## TASK STATEMENT
List each line in which the string "xlabel" appears.

## THE INPUT
——
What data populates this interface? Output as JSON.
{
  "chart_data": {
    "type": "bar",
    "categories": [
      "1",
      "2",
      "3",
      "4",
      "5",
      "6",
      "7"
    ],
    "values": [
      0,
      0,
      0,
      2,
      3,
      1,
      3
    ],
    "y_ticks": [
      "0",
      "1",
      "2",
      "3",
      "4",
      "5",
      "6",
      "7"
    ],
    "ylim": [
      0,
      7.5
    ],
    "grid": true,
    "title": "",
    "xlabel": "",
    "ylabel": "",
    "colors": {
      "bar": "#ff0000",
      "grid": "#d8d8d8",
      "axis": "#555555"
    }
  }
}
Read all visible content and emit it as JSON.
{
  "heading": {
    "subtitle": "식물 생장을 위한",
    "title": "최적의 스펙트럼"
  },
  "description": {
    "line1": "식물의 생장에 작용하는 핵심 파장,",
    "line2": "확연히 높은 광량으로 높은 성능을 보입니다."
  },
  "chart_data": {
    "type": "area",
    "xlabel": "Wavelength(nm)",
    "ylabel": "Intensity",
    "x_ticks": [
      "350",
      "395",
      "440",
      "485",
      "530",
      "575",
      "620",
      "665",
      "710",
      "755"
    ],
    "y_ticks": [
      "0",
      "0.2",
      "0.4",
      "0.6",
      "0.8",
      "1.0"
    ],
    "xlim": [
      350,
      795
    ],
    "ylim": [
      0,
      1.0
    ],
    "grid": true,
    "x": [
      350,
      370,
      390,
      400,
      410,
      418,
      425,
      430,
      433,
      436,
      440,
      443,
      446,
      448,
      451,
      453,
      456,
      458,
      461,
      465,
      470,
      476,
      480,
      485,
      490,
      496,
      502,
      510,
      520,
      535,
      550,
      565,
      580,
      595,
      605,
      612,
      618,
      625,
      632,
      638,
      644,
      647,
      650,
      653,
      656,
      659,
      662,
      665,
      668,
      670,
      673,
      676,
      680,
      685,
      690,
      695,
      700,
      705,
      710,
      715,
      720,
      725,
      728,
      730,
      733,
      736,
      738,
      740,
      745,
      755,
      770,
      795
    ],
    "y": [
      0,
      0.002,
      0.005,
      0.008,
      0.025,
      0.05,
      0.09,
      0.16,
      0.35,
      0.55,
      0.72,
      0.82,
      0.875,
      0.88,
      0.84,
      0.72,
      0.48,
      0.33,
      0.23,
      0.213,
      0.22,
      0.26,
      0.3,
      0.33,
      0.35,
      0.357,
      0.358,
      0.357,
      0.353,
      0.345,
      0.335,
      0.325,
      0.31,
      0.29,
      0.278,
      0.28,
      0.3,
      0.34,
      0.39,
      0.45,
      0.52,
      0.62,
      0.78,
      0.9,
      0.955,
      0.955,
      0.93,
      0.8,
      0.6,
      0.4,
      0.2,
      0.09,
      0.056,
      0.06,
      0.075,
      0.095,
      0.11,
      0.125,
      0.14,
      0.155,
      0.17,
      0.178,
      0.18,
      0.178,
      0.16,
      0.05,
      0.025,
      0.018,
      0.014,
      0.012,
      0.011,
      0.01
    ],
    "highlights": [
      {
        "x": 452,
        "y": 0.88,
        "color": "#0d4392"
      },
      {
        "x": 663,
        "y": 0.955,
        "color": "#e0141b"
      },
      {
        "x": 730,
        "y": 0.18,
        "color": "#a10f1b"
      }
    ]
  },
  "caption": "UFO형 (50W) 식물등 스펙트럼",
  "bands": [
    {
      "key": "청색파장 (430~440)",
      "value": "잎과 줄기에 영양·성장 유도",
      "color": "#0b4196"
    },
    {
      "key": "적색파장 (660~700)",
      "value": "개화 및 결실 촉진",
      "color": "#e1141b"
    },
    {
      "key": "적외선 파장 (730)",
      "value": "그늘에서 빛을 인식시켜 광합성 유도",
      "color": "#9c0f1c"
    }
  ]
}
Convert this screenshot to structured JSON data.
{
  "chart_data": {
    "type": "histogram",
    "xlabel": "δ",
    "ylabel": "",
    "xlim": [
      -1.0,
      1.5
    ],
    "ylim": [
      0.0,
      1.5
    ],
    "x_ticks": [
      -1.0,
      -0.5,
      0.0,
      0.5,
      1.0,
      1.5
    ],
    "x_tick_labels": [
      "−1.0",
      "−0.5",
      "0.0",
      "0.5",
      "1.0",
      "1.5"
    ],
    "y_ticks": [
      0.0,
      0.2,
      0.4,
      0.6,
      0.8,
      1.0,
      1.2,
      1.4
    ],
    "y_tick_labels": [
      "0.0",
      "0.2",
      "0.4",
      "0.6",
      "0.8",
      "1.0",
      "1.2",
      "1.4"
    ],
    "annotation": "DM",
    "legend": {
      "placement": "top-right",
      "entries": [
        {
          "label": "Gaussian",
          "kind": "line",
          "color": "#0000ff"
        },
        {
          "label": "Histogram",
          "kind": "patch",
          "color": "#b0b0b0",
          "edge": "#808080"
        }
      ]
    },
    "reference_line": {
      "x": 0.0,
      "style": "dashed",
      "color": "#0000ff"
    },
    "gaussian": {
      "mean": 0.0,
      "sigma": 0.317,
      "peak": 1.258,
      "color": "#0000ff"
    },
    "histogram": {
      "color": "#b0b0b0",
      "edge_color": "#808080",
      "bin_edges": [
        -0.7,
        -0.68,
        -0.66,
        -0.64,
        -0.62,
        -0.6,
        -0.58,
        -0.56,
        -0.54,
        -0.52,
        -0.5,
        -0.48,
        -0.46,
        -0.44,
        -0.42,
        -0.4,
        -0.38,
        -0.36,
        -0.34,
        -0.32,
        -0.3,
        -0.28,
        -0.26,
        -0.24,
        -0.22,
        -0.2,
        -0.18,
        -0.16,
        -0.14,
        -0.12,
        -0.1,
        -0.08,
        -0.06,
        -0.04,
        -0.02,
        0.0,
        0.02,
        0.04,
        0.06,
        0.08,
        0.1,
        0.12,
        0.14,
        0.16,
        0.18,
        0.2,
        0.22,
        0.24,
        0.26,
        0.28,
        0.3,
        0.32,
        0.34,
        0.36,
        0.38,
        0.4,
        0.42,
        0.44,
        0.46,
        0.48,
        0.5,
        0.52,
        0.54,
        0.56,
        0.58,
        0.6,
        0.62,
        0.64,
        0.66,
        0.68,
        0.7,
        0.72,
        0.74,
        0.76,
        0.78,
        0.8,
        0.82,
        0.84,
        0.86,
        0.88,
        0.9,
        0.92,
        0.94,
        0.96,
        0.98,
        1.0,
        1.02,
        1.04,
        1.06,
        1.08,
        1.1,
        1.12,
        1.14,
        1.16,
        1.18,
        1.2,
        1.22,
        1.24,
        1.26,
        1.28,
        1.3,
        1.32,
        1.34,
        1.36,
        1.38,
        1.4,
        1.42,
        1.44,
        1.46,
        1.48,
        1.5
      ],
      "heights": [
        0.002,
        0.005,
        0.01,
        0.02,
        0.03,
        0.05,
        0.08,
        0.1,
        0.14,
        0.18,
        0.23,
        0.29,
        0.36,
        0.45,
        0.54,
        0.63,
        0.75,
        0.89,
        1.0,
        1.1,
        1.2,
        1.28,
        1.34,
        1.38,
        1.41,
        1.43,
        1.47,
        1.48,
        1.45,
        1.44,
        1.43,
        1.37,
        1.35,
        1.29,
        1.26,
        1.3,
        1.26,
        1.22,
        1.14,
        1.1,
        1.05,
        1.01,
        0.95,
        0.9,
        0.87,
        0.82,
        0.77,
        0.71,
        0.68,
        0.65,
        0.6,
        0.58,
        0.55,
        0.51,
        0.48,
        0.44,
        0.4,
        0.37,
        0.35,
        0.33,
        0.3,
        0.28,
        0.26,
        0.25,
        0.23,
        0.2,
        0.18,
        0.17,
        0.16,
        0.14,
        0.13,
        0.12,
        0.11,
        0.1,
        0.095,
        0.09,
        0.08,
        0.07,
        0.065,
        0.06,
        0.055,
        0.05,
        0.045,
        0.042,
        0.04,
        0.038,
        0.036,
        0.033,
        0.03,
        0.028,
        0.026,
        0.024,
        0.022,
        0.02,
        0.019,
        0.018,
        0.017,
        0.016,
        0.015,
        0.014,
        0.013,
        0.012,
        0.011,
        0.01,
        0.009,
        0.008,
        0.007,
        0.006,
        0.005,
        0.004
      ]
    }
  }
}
——
## TASK RESULT
    "xlabel": "",
    "xlabel": "Wavelength(nm)",
    "xlabel": "δ",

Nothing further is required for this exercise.